Aim
Find every line with the word "项目时间管理" and report how many there are, without any other text.

Information given
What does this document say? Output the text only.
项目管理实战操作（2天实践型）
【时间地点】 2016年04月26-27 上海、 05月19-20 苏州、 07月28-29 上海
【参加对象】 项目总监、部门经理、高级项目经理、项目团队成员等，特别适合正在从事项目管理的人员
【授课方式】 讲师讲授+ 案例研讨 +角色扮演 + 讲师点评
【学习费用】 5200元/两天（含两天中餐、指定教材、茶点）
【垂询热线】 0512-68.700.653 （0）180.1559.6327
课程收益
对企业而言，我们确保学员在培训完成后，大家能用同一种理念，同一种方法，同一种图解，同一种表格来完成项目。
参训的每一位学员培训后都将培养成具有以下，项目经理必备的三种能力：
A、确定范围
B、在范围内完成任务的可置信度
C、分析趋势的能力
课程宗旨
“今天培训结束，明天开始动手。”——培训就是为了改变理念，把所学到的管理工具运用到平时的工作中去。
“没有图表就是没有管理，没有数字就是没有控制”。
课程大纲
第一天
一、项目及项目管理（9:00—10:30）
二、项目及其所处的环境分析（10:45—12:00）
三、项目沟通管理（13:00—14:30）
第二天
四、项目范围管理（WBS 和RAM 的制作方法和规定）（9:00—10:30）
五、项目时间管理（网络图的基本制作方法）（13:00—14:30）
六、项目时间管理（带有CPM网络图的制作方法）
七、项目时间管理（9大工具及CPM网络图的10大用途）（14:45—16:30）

Answer to the exercise
3